Data records.
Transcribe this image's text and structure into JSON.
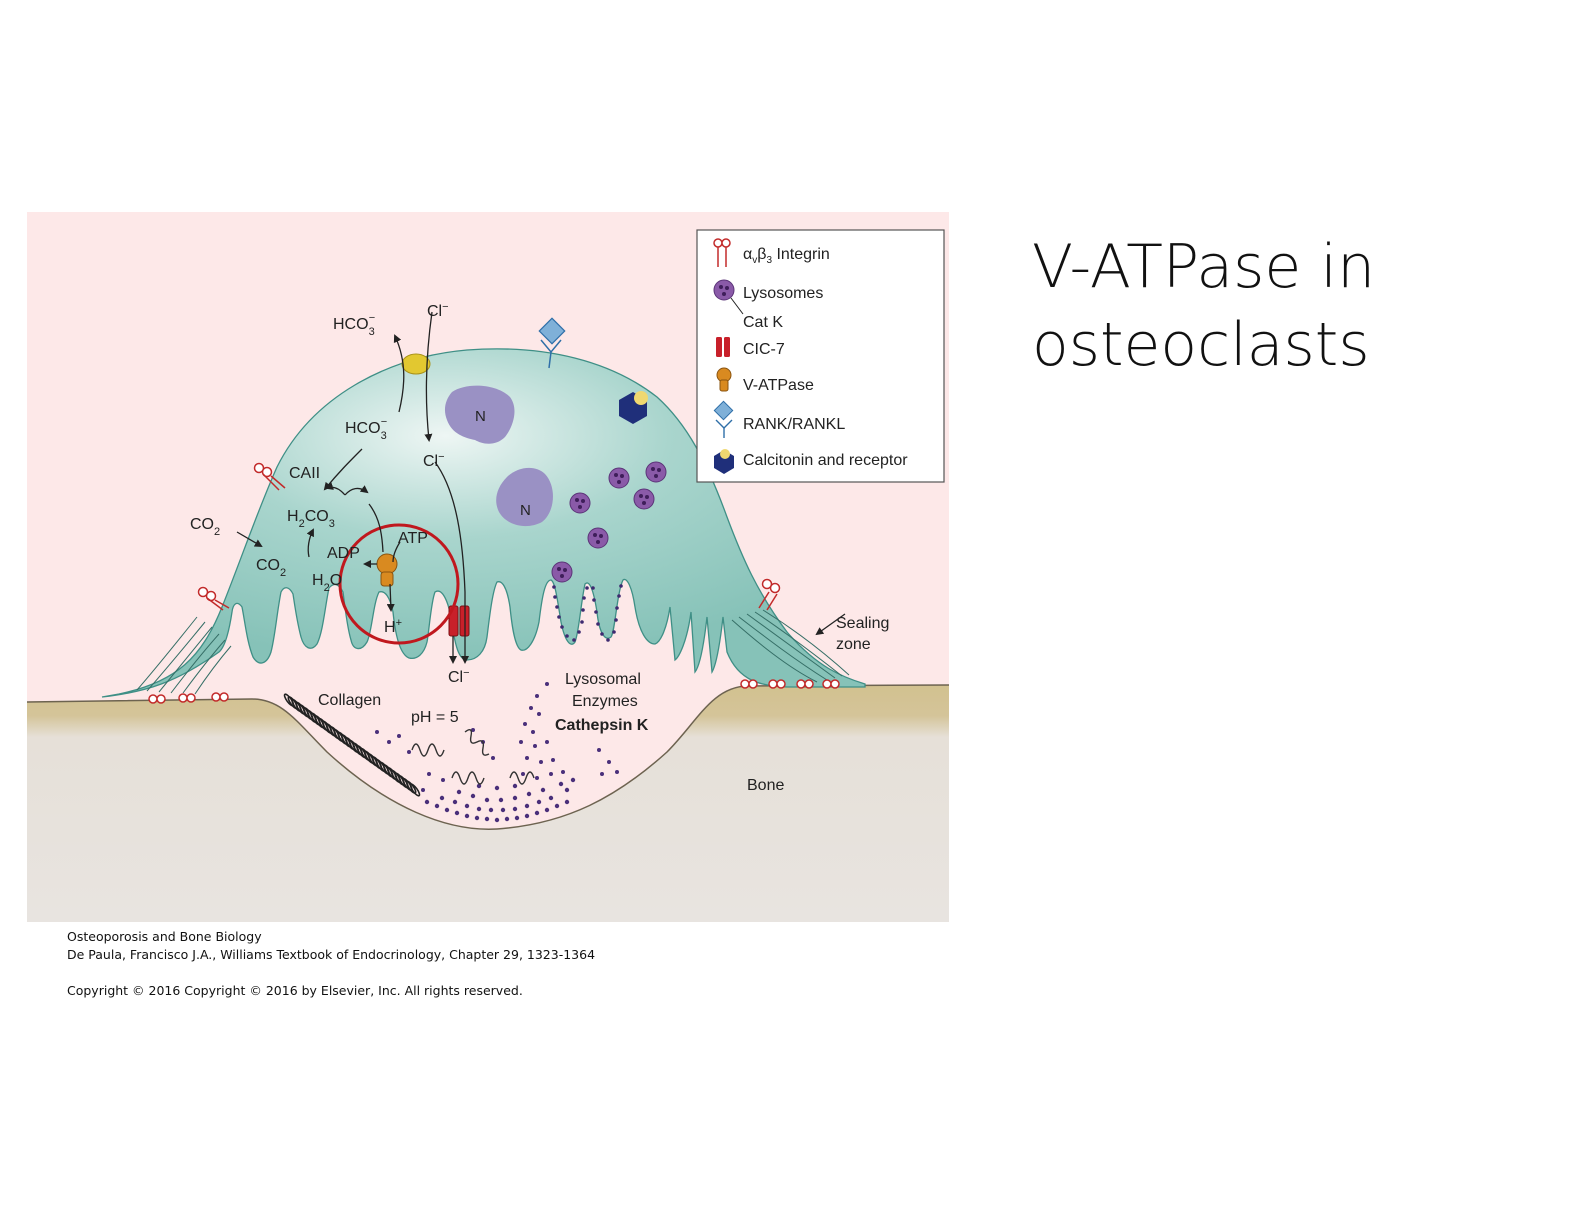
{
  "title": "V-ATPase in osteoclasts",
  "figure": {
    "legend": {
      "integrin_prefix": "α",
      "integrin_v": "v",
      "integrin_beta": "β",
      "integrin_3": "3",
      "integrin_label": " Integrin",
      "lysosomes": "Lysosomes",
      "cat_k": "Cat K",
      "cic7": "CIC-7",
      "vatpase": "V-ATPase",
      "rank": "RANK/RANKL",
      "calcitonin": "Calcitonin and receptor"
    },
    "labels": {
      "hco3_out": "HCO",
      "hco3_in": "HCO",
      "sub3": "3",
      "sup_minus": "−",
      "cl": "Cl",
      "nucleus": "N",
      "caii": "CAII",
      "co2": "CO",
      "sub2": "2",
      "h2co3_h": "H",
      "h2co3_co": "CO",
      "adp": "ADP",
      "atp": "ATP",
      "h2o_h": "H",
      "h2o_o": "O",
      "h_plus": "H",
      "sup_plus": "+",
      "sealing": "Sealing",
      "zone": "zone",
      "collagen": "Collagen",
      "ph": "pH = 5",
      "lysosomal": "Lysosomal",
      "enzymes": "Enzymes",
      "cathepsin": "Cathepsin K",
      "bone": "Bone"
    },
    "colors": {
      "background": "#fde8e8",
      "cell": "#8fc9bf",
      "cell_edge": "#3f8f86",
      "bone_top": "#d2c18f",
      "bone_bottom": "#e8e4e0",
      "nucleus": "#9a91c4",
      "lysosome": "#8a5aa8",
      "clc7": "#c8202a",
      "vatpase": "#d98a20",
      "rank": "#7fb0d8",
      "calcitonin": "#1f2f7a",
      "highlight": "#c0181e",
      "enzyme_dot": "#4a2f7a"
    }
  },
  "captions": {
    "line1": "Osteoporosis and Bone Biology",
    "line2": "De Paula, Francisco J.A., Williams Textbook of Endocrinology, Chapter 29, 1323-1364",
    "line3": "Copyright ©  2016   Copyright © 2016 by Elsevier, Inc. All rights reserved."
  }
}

Task instructions. Images stay out; the entries above are to be printed exactly.

Task solution.
Transcribe this image's text and structure into JSON.
{
  "title": "V-ATPase in osteoclasts",
  "figure": {
    "legend": {
      "integrin_prefix": "α",
      "integrin_v": "v",
      "integrin_beta": "β",
      "integrin_3": "3",
      "integrin_label": " Integrin",
      "lysosomes": "Lysosomes",
      "cat_k": "Cat K",
      "cic7": "CIC-7",
      "vatpase": "V-ATPase",
      "rank": "RANK/RANKL",
      "calcitonin": "Calcitonin and receptor"
    },
    "labels": {
      "hco3_out": "HCO",
      "hco3_in": "HCO",
      "sub3": "3",
      "sup_minus": "−",
      "cl": "Cl",
      "nucleus": "N",
      "caii": "CAII",
      "co2": "CO",
      "sub2": "2",
      "h2co3_h": "H",
      "h2co3_co": "CO",
      "adp": "ADP",
      "atp": "ATP",
      "h2o_h": "H",
      "h2o_o": "O",
      "h_plus": "H",
      "sup_plus": "+",
      "sealing": "Sealing",
      "zone": "zone",
      "collagen": "Collagen",
      "ph": "pH = 5",
      "lysosomal": "Lysosomal",
      "enzymes": "Enzymes",
      "cathepsin": "Cathepsin K",
      "bone": "Bone"
    },
    "colors": {
      "background": "#fde8e8",
      "cell": "#8fc9bf",
      "cell_edge": "#3f8f86",
      "bone_top": "#d2c18f",
      "bone_bottom": "#e8e4e0",
      "nucleus": "#9a91c4",
      "lysosome": "#8a5aa8",
      "clc7": "#c8202a",
      "vatpase": "#d98a20",
      "rank": "#7fb0d8",
      "calcitonin": "#1f2f7a",
      "highlight": "#c0181e",
      "enzyme_dot": "#4a2f7a"
    }
  },
  "captions": {
    "line1": "Osteoporosis and Bone Biology",
    "line2": "De Paula, Francisco J.A., Williams Textbook of Endocrinology, Chapter 29, 1323-1364",
    "line3": "Copyright ©  2016   Copyright © 2016 by Elsevier, Inc. All rights reserved."
  }
}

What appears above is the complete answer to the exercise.